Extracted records
■ ■ ■ ■ ■ ■ ■

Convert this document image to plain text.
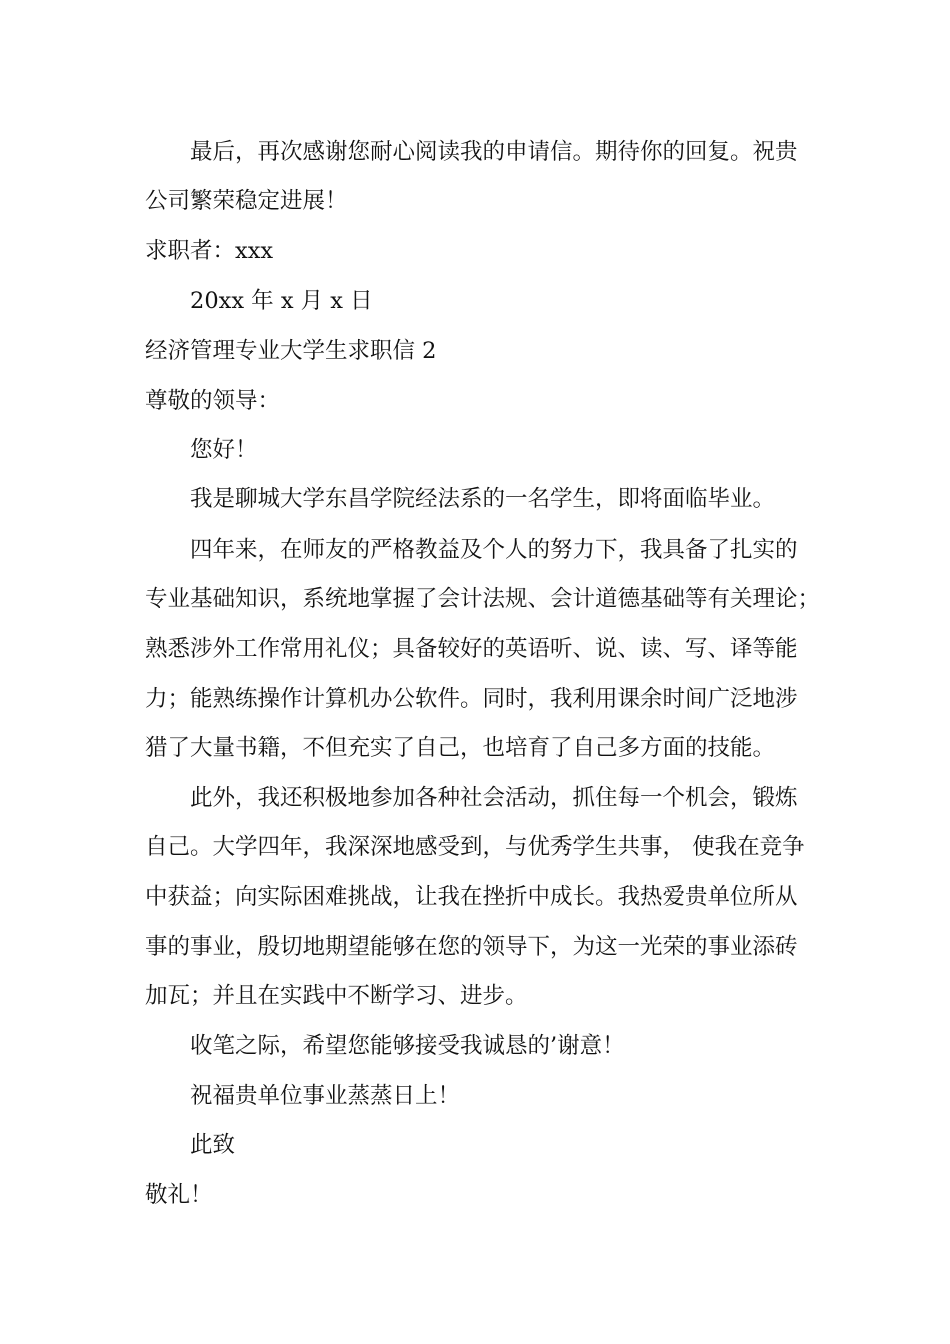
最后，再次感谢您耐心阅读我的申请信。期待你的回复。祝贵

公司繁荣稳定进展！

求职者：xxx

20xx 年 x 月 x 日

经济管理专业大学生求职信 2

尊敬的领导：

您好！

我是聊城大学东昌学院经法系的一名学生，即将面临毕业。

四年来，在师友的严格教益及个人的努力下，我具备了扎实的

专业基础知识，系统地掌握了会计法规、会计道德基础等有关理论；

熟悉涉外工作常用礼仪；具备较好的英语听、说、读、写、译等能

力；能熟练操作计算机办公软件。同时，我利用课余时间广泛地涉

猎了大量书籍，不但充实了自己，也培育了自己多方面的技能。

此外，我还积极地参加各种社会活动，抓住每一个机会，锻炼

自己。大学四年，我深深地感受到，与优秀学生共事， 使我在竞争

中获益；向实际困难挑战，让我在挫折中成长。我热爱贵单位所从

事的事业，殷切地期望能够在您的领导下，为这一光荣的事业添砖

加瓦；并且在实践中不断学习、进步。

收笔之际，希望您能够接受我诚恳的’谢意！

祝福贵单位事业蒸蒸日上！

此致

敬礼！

■ ■ ■ ■ ■ ■ ■

## Set problem
Images in the data above are to be skipped. Retype all other material exactly.

## Correct result
Convert this document image to plain text.
最后，再次感谢您耐心阅读我的申请信。期待你的回复。祝贵

公司繁荣稳定进展！

求职者：xxx

20xx 年 x 月 x 日

经济管理专业大学生求职信 2

尊敬的领导：

您好！

我是聊城大学东昌学院经法系的一名学生，即将面临毕业。

四年来，在师友的严格教益及个人的努力下，我具备了扎实的

专业基础知识，系统地掌握了会计法规、会计道德基础等有关理论；

熟悉涉外工作常用礼仪；具备较好的英语听、说、读、写、译等能

力；能熟练操作计算机办公软件。同时，我利用课余时间广泛地涉

猎了大量书籍，不但充实了自己，也培育了自己多方面的技能。

此外，我还积极地参加各种社会活动，抓住每一个机会，锻炼

自己。大学四年，我深深地感受到，与优秀学生共事， 使我在竞争

中获益；向实际困难挑战，让我在挫折中成长。我热爱贵单位所从

事的事业，殷切地期望能够在您的领导下，为这一光荣的事业添砖

加瓦；并且在实践中不断学习、进步。

收笔之际，希望您能够接受我诚恳的’谢意！

祝福贵单位事业蒸蒸日上！

此致

敬礼！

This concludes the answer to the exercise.